What you should do » Restate each of the lines given below, word for word.
■ ■ ■ ■
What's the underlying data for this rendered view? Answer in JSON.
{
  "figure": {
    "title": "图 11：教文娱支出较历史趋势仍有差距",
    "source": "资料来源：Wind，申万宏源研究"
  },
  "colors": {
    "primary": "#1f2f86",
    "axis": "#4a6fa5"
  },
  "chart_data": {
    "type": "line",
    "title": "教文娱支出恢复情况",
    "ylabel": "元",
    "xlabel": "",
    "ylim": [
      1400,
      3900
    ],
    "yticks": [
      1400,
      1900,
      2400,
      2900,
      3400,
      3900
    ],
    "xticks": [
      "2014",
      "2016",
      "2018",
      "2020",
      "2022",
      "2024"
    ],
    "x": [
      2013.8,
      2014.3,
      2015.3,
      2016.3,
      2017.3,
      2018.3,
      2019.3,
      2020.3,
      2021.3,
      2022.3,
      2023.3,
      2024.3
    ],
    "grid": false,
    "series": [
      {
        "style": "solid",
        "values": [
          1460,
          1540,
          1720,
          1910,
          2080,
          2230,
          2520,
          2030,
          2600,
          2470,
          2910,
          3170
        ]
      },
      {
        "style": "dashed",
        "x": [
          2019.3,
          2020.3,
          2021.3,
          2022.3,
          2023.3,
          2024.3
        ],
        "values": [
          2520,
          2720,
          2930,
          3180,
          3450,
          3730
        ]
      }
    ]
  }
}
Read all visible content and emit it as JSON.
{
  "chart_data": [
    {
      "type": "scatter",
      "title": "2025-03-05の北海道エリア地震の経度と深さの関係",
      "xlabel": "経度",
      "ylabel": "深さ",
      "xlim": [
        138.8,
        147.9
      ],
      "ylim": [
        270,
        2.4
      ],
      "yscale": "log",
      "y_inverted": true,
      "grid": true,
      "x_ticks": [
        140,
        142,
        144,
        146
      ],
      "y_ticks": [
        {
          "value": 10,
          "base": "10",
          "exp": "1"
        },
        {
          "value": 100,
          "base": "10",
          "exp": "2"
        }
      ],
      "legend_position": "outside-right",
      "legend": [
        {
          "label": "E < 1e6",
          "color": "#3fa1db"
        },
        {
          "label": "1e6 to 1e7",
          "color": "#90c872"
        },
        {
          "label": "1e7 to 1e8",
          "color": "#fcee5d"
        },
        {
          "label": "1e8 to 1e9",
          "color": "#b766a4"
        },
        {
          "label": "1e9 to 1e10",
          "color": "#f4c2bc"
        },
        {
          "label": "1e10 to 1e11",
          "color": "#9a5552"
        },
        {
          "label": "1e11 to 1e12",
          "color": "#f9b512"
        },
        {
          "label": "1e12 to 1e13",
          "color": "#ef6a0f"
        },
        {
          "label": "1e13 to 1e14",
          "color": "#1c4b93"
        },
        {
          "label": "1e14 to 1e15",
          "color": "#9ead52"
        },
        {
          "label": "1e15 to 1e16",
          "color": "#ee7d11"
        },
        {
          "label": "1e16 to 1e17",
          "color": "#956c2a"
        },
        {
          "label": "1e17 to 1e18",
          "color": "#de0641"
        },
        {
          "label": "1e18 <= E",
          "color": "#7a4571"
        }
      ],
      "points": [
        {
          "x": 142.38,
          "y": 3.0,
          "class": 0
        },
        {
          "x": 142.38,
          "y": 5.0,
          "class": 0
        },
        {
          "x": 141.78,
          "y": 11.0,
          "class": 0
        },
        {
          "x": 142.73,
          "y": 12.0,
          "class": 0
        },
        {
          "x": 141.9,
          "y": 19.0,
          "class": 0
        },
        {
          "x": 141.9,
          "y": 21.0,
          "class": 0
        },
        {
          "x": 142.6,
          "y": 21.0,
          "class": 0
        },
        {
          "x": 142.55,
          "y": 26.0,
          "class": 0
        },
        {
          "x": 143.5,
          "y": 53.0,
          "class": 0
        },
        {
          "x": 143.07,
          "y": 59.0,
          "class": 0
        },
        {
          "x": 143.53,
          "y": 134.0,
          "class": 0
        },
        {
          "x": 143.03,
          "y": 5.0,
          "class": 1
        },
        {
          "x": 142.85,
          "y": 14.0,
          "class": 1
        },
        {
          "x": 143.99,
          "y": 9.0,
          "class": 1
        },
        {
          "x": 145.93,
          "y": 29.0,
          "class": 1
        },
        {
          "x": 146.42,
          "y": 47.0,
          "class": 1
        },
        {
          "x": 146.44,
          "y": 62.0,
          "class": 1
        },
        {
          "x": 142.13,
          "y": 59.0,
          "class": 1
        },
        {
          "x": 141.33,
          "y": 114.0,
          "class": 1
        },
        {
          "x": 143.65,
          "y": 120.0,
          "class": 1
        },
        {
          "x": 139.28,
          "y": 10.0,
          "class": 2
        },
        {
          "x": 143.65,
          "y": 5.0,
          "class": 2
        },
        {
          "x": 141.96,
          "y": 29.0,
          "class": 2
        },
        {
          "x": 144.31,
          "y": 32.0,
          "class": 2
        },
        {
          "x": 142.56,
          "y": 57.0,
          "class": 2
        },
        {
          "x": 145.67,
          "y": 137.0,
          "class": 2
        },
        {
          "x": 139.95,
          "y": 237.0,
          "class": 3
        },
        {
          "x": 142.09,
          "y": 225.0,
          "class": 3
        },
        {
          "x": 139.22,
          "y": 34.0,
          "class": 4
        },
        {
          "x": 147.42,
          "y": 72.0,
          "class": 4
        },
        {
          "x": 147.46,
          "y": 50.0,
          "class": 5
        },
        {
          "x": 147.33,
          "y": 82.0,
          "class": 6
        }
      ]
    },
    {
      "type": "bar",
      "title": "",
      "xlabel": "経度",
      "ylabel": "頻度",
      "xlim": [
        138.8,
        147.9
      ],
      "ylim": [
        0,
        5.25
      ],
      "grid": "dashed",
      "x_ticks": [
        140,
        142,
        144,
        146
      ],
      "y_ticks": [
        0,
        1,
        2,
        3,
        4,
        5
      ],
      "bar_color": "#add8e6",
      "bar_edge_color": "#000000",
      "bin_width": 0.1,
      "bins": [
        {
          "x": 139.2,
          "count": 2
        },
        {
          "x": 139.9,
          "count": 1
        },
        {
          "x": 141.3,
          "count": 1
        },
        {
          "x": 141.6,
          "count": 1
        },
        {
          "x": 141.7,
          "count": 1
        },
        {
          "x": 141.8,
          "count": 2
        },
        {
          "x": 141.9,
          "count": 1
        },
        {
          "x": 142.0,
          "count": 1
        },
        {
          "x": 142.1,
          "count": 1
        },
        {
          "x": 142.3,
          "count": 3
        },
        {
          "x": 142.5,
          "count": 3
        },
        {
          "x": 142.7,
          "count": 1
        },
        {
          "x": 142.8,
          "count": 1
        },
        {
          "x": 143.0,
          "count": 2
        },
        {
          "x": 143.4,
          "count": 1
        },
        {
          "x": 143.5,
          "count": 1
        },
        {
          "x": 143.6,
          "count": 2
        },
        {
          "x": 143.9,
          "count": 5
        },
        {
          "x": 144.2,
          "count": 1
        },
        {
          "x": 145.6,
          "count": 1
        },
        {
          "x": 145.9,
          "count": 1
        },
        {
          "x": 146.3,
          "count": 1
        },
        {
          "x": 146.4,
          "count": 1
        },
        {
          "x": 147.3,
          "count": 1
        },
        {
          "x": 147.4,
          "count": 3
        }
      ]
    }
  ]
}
■ ■ ■ ■
Response below »
What's the underlying data for this rendered view? Answer in JSON.
{
  "figure": {
    "title": "图 11：教文娱支出较历史趋势仍有差距",
    "source": "资料来源：Wind，申万宏源研究"
  },
  "colors": {
    "primary": "#1f2f86",
    "axis": "#4a6fa5"
  },
  "chart_data": {
    "type": "line",
    "title": "教文娱支出恢复情况",
    "ylabel": "元",
    "xlabel": "",
    "ylim": [
      1400,
      3900
    ],
    "yticks": [
      1400,
      1900,
      2400,
      2900,
      3400,
      3900
    ],
    "xticks": [
      "2014",
      "2016",
      "2018",
      "2020",
      "2022",
      "2024"
    ],
    "x": [
      2013.8,
      2014.3,
      2015.3,
      2016.3,
      2017.3,
      2018.3,
      2019.3,
      2020.3,
      2021.3,
      2022.3,
      2023.3,
      2024.3
    ],
    "grid": false,
    "series": [
      {
        "style": "solid",
        "values": [
          1460,
          1540,
          1720,
          1910,
          2080,
          2230,
          2520,
          2030,
          2600,
          2470,
          2910,
          3170
        ]
      },
      {
        "style": "dashed",
        "x": [
          2019.3,
          2020.3,
          2021.3,
          2022.3,
          2023.3,
          2024.3
        ],
        "values": [
          2520,
          2720,
          2930,
          3180,
          3450,
          3730
        ]
      }
    ]
  }
}
Read all visible content and emit it as JSON.
{
  "chart_data": [
    {
      "type": "scatter",
      "title": "2025-03-05の北海道エリア地震の経度と深さの関係",
      "xlabel": "経度",
      "ylabel": "深さ",
      "xlim": [
        138.8,
        147.9
      ],
      "ylim": [
        270,
        2.4
      ],
      "yscale": "log",
      "y_inverted": true,
      "grid": true,
      "x_ticks": [
        140,
        142,
        144,
        146
      ],
      "y_ticks": [
        {
          "value": 10,
          "base": "10",
          "exp": "1"
        },
        {
          "value": 100,
          "base": "10",
          "exp": "2"
        }
      ],
      "legend_position": "outside-right",
      "legend": [
        {
          "label": "E < 1e6",
          "color": "#3fa1db"
        },
        {
          "label": "1e6 to 1e7",
          "color": "#90c872"
        },
        {
          "label": "1e7 to 1e8",
          "color": "#fcee5d"
        },
        {
          "label": "1e8 to 1e9",
          "color": "#b766a4"
        },
        {
          "label": "1e9 to 1e10",
          "color": "#f4c2bc"
        },
        {
          "label": "1e10 to 1e11",
          "color": "#9a5552"
        },
        {
          "label": "1e11 to 1e12",
          "color": "#f9b512"
        },
        {
          "label": "1e12 to 1e13",
          "color": "#ef6a0f"
        },
        {
          "label": "1e13 to 1e14",
          "color": "#1c4b93"
        },
        {
          "label": "1e14 to 1e15",
          "color": "#9ead52"
        },
        {
          "label": "1e15 to 1e16",
          "color": "#ee7d11"
        },
        {
          "label": "1e16 to 1e17",
          "color": "#956c2a"
        },
        {
          "label": "1e17 to 1e18",
          "color": "#de0641"
        },
        {
          "label": "1e18 <= E",
          "color": "#7a4571"
        }
      ],
      "points": [
        {
          "x": 142.38,
          "y": 3.0,
          "class": 0
        },
        {
          "x": 142.38,
          "y": 5.0,
          "class": 0
        },
        {
          "x": 141.78,
          "y": 11.0,
          "class": 0
        },
        {
          "x": 142.73,
          "y": 12.0,
          "class": 0
        },
        {
          "x": 141.9,
          "y": 19.0,
          "class": 0
        },
        {
          "x": 141.9,
          "y": 21.0,
          "class": 0
        },
        {
          "x": 142.6,
          "y": 21.0,
          "class": 0
        },
        {
          "x": 142.55,
          "y": 26.0,
          "class": 0
        },
        {
          "x": 143.5,
          "y": 53.0,
          "class": 0
        },
        {
          "x": 143.07,
          "y": 59.0,
          "class": 0
        },
        {
          "x": 143.53,
          "y": 134.0,
          "class": 0
        },
        {
          "x": 143.03,
          "y": 5.0,
          "class": 1
        },
        {
          "x": 142.85,
          "y": 14.0,
          "class": 1
        },
        {
          "x": 143.99,
          "y": 9.0,
          "class": 1
        },
        {
          "x": 145.93,
          "y": 29.0,
          "class": 1
        },
        {
          "x": 146.42,
          "y": 47.0,
          "class": 1
        },
        {
          "x": 146.44,
          "y": 62.0,
          "class": 1
        },
        {
          "x": 142.13,
          "y": 59.0,
          "class": 1
        },
        {
          "x": 141.33,
          "y": 114.0,
          "class": 1
        },
        {
          "x": 143.65,
          "y": 120.0,
          "class": 1
        },
        {
          "x": 139.28,
          "y": 10.0,
          "class": 2
        },
        {
          "x": 143.65,
          "y": 5.0,
          "class": 2
        },
        {
          "x": 141.96,
          "y": 29.0,
          "class": 2
        },
        {
          "x": 144.31,
          "y": 32.0,
          "class": 2
        },
        {
          "x": 142.56,
          "y": 57.0,
          "class": 2
        },
        {
          "x": 145.67,
          "y": 137.0,
          "class": 2
        },
        {
          "x": 139.95,
          "y": 237.0,
          "class": 3
        },
        {
          "x": 142.09,
          "y": 225.0,
          "class": 3
        },
        {
          "x": 139.22,
          "y": 34.0,
          "class": 4
        },
        {
          "x": 147.42,
          "y": 72.0,
          "class": 4
        },
        {
          "x": 147.46,
          "y": 50.0,
          "class": 5
        },
        {
          "x": 147.33,
          "y": 82.0,
          "class": 6
        }
      ]
    },
    {
      "type": "bar",
      "title": "",
      "xlabel": "経度",
      "ylabel": "頻度",
      "xlim": [
        138.8,
        147.9
      ],
      "ylim": [
        0,
        5.25
      ],
      "grid": "dashed",
      "x_ticks": [
        140,
        142,
        144,
        146
      ],
      "y_ticks": [
        0,
        1,
        2,
        3,
        4,
        5
      ],
      "bar_color": "#add8e6",
      "bar_edge_color": "#000000",
      "bin_width": 0.1,
      "bins": [
        {
          "x": 139.2,
          "count": 2
        },
        {
          "x": 139.9,
          "count": 1
        },
        {
          "x": 141.3,
          "count": 1
        },
        {
          "x": 141.6,
          "count": 1
        },
        {
          "x": 141.7,
          "count": 1
        },
        {
          "x": 141.8,
          "count": 2
        },
        {
          "x": 141.9,
          "count": 1
        },
        {
          "x": 142.0,
          "count": 1
        },
        {
          "x": 142.1,
          "count": 1
        },
        {
          "x": 142.3,
          "count": 3
        },
        {
          "x": 142.5,
          "count": 3
        },
        {
          "x": 142.7,
          "count": 1
        },
        {
          "x": 142.8,
          "count": 1
        },
        {
          "x": 143.0,
          "count": 2
        },
        {
          "x": 143.4,
          "count": 1
        },
        {
          "x": 143.5,
          "count": 1
        },
        {
          "x": 143.6,
          "count": 2
        },
        {
          "x": 143.9,
          "count": 5
        },
        {
          "x": 144.2,
          "count": 1
        },
        {
          "x": 145.6,
          "count": 1
        },
        {
          "x": 145.9,
          "count": 1
        },
        {
          "x": 146.3,
          "count": 1
        },
        {
          "x": 146.4,
          "count": 1
        },
        {
          "x": 147.3,
          "count": 1
        },
        {
          "x": 147.4,
          "count": 3
        }
      ]
    }
  ]
}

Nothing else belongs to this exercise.